At first, no one had believed a road could be built so cheaply. If the province had built it, the cost would have been much higher. More importantly, the villagers did most of the work themselves. The path of the road was determined by the villagers, not engineers, and the villagers handled some of the money and supplied all the labour.
Positive impact
The 7,000 ha samu forest is still standing around the Hmong villages of Muong Lum commune. Pa Khom village built their own road afterwards, copying the approach of the villagers from On Oc. Because the forest is still standing, the customs and culture of the Hmong community are still intact. The role of the Nao Song is still important - whereas it would be meaningless if the forest was cut down by outsiders. So the road to Moc Chau would have destroyed more than forest. The road built by the villagers, however, protected their culture and customs. It also made them stronger by giving them confidence and skills to solve future problems by themselves.
The road-building project in On Oc village was in many ways a model of community development work. It demonstrates what can be accomplished when there is close understanding between a community, a local NGO, and an international donor. Also, the district and commune authorities played positive roles.
In the whole process, the role of the On Oc village elder was very important. TEW staff believe that only traditional leaders and traditional customs are strong enough to protect natural resources. If TEW did not act to help Mr Lenh protect his community traditions, the result would have been very different. The men from Dat Viet company would never have explained the true outcome of the road, whereas TEW helped the villagers understand their options, and the consequences of their actions.
The donor, ICCO, also displayed a great deal of flexibility. ICCO does not normally fund infrastructure projects. But Kees de Ruiter says it was easy to understand why the villagers needed the road: “You can’t protect a forest by building a wall around it; you can’t be too dogmatic,” he says. “The road was very cheap compared to similar projects, with a high degree of participation.”
After the road was finished, the On Oc villagers began to grow a great deal more corn. Using a new type of seed, they grew the corn on flat land previously used for dry rice that had very low yields. The village elder maintains the no forest has been cut down to make way for corn fields. In fact, he says old corn fields on the hills were replaced with community forests - so the road has indirectly increased the area of forest around the village.
Many families now have motorbikes and improved housing, and hunger has almost disappeared. But Lenh doesn’t like to talk about these improvements too much. When asked how the road has changed his community, he just laughs: “TEW should come and do an evaluation,” he says, “because if I talk about the changes I’ll sound too proud!”
‘Nao Song’ is a very important traditional customs in spiritual life of H’mong people. Elders discuss together about traditional education, moral norms, good traditional customs, that should be transferred to young generation, such as behaviour towards forest and natural resources. This reminds every generations in the community the way to behave with each other, mutual help, development together. Unsuitable regulations, customary law should be reviewed, adjusted. The elders also discuss and decide on training and selection of new village elders, solution of education for children, maintainance of order and security in H’mong communities, rectifying error, implementation of state policies.

Work instruction:
In the account of the On Oc road, how large is the samu forest still standing around the Hmong villages of Muong Lum commune? These records have no connection to the account of the On Oc road.

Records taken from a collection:
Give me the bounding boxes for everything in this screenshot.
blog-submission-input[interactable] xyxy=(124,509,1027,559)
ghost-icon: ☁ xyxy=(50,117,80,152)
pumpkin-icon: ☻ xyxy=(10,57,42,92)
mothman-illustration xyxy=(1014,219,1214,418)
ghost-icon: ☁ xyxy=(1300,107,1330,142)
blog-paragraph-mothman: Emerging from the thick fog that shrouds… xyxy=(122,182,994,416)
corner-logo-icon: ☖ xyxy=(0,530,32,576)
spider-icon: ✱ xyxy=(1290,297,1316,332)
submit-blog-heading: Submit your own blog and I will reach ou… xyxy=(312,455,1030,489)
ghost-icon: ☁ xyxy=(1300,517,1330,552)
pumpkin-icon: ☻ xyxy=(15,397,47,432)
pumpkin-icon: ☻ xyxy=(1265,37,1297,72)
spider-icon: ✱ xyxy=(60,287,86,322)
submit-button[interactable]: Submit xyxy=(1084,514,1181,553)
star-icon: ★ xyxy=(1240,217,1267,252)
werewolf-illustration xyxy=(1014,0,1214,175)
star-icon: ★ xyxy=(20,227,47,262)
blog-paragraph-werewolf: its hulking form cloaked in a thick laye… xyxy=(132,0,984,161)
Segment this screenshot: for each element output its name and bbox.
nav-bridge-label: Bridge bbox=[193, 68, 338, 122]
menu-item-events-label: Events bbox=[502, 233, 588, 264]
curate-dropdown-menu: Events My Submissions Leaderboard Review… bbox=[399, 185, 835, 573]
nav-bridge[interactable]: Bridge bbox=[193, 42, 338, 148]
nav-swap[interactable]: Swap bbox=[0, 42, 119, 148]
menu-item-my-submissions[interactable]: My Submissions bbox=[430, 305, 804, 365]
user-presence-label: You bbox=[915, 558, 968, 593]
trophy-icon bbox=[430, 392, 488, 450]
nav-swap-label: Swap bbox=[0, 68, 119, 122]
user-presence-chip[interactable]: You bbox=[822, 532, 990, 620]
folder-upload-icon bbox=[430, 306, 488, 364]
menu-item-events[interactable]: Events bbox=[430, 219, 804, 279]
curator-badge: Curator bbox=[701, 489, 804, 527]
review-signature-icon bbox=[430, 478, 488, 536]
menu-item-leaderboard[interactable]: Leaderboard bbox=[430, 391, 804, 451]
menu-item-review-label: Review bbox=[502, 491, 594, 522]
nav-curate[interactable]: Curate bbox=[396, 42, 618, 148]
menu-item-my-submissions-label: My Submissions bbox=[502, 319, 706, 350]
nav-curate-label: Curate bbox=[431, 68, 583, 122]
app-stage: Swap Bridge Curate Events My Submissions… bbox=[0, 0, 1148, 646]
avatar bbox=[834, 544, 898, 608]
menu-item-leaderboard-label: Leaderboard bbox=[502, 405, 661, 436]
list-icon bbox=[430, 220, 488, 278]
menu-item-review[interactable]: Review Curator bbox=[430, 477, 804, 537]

Answer for the task:
7,000 ha